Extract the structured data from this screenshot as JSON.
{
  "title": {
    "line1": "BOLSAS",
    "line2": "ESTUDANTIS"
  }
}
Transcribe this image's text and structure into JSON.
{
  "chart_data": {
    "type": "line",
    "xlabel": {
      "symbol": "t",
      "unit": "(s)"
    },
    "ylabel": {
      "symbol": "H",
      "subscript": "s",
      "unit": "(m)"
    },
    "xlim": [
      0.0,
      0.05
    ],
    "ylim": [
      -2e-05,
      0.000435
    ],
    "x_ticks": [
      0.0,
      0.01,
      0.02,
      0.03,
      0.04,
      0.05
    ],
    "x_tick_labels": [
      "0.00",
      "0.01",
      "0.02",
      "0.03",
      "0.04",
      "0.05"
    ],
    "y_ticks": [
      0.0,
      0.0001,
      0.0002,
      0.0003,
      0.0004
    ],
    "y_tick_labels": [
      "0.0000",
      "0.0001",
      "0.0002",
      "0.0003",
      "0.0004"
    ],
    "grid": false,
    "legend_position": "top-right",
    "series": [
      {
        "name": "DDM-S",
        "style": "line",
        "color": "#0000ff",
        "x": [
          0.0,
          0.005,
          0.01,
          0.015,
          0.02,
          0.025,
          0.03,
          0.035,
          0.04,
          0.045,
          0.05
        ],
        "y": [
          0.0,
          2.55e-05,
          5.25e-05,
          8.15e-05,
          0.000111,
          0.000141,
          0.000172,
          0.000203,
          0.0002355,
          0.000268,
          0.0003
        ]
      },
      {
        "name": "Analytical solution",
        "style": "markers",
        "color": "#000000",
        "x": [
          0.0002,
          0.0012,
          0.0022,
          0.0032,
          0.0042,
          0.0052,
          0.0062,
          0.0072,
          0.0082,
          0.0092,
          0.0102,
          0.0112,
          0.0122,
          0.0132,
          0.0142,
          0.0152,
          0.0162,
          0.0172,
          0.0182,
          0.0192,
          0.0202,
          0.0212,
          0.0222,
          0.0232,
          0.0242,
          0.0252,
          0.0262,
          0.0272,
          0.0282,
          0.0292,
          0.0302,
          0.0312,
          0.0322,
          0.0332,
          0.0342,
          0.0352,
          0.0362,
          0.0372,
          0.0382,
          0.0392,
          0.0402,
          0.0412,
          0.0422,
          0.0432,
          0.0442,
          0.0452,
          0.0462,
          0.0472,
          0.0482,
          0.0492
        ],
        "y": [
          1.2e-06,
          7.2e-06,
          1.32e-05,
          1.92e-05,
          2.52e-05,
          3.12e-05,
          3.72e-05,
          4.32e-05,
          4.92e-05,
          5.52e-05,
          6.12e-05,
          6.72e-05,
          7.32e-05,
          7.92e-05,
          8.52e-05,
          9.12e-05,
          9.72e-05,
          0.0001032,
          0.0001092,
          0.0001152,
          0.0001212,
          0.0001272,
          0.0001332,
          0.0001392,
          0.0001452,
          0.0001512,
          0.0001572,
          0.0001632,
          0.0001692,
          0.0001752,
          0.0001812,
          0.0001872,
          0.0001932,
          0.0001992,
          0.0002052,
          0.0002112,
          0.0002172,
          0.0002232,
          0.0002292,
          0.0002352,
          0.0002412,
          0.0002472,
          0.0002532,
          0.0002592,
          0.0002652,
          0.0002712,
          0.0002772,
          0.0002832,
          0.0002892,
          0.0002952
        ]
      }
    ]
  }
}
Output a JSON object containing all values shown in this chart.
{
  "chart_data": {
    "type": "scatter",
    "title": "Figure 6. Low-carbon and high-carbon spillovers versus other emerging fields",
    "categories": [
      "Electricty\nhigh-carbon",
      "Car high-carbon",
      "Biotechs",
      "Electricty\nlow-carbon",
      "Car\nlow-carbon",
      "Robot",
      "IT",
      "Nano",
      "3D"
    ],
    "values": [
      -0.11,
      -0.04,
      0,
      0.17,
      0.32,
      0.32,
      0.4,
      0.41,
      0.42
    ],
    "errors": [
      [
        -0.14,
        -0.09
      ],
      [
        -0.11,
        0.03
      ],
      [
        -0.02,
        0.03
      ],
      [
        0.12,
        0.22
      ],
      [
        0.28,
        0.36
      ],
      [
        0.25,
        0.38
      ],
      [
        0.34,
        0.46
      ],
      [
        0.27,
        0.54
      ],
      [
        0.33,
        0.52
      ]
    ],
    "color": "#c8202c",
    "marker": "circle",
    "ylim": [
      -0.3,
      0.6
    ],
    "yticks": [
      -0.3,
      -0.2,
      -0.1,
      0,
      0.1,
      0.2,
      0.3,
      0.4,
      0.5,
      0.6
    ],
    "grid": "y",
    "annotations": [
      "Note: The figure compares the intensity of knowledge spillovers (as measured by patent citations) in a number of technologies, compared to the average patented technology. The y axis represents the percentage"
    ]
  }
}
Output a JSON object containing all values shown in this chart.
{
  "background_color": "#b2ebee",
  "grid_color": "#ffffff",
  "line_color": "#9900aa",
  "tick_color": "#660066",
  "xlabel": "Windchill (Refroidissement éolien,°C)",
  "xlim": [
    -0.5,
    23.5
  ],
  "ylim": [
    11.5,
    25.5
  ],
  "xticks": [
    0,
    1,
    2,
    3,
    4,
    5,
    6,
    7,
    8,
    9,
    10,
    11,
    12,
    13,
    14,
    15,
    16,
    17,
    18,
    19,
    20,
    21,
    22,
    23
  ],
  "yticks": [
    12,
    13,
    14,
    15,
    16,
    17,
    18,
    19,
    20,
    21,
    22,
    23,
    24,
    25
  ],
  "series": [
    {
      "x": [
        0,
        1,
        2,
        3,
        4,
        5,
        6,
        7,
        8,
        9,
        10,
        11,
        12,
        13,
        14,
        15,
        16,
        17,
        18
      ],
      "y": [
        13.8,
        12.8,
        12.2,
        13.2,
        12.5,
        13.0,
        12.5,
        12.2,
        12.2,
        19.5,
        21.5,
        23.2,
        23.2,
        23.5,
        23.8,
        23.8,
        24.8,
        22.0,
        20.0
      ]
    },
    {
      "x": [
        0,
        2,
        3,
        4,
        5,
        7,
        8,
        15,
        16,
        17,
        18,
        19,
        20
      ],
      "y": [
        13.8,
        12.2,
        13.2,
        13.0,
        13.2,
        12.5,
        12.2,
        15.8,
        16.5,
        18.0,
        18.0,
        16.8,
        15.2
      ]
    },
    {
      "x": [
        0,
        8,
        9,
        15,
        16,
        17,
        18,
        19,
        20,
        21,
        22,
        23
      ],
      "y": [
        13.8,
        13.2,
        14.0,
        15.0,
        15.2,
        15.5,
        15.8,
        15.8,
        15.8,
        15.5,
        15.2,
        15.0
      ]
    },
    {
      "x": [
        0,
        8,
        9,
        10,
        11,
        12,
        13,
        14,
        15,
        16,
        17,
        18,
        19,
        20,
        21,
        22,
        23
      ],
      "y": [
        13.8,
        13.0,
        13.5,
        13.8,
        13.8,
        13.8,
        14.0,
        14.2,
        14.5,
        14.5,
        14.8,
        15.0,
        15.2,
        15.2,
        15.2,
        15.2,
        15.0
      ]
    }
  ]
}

Problem to work on =>
Look through the entries above and report each line where the string "nlow" occurs.

Complete response =>
      "Electricty\nlow-carbon",
      "Car\nlow-carbon",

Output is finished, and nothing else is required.